__Source material__.
#####

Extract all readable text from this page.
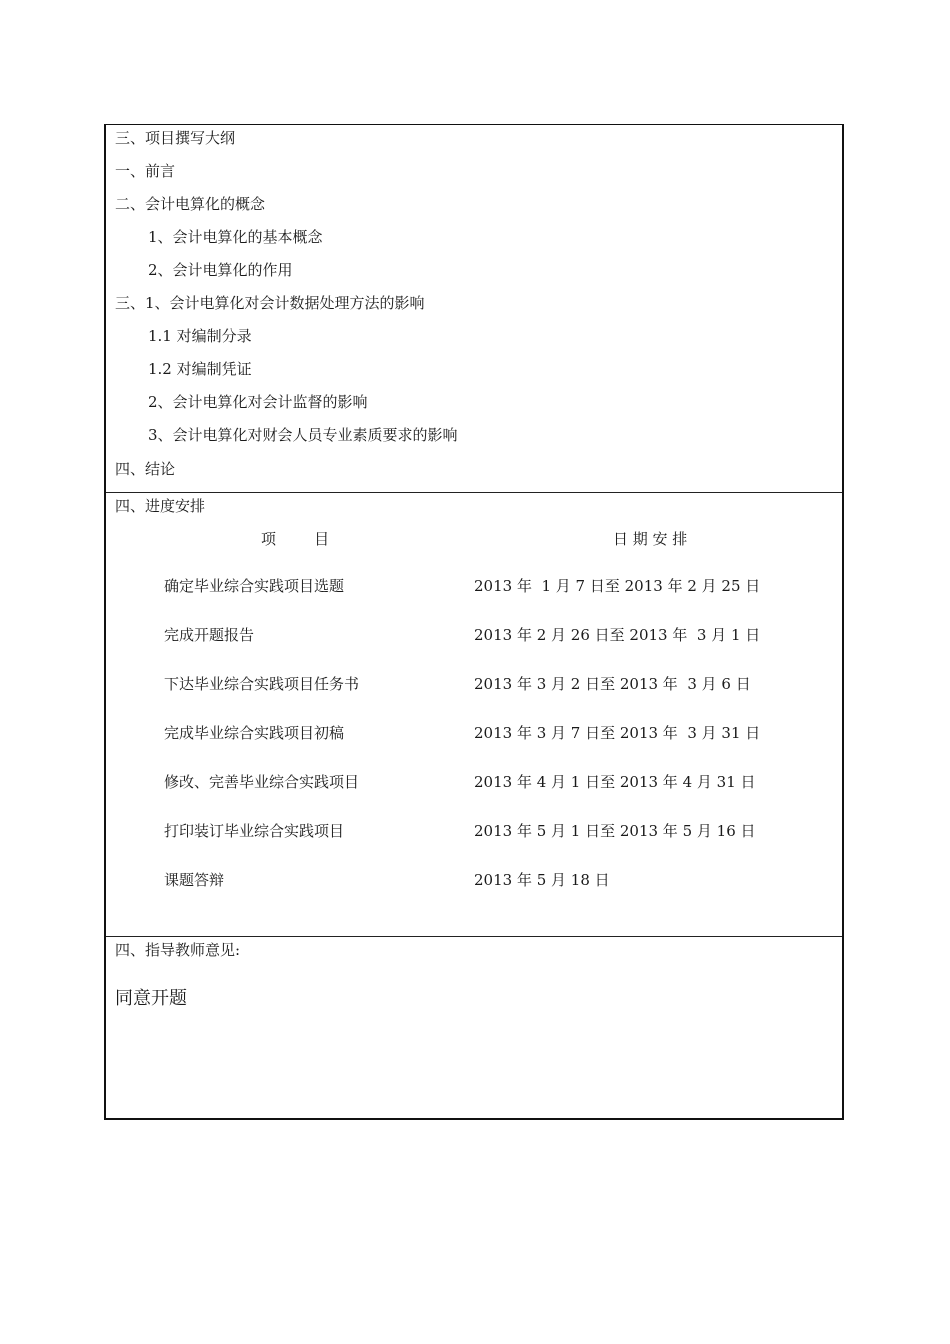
三、项目撰写大纲
一、前言
二、会计电算化的概念
1、会计电算化的基本概念
2、会计电算化的作用
三、1、会计电算化对会计数据处理方法的影响
1.1 对编制分录
1.2 对编制凭证
2、会计电算化对会计监督的影响
3、会计电算化对财会人员专业素质要求的影响
四、结论
四、进度安排
项        目	日 期 安 排
确定毕业综合实践项目选题	2013 年  1 月 7 日至 2013 年 2 月 25 日
完成开题报告	2013 年 2 月 26 日至 2013 年  3 月 1 日
下达毕业综合实践项目任务书	2013 年 3 月 2 日至 2013 年  3 月 6 日
完成毕业综合实践项目初稿	2013 年 3 月 7 日至 2013 年  3 月 31 日
修改、完善毕业综合实践项目	2013 年 4 月 1 日至 2013 年 4 月 31 日
打印装订毕业综合实践项目	2013 年 5 月 1 日至 2013 年 5 月 16 日
课题答辩	2013 年 5 月 18 日
四、指导教师意见:
同意开题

#####

__Objective__.
Make an exact copy of the listing above. Do not include the pictures.

__Task result__.
Extract all readable text from this page.
三、项目撰写大纲
一、前言
二、会计电算化的概念
1、会计电算化的基本概念
2、会计电算化的作用
三、1、会计电算化对会计数据处理方法的影响
1.1 对编制分录
1.2 对编制凭证
2、会计电算化对会计监督的影响
3、会计电算化对财会人员专业素质要求的影响
四、结论
四、进度安排
项        目	日 期 安 排
确定毕业综合实践项目选题	2013 年  1 月 7 日至 2013 年 2 月 25 日
完成开题报告	2013 年 2 月 26 日至 2013 年  3 月 1 日
下达毕业综合实践项目任务书	2013 年 3 月 2 日至 2013 年  3 月 6 日
完成毕业综合实践项目初稿	2013 年 3 月 7 日至 2013 年  3 月 31 日
修改、完善毕业综合实践项目	2013 年 4 月 1 日至 2013 年 4 月 31 日
打印装订毕业综合实践项目	2013 年 5 月 1 日至 2013 年 5 月 16 日
课题答辩	2013 年 5 月 18 日
四、指导教师意见:
同意开题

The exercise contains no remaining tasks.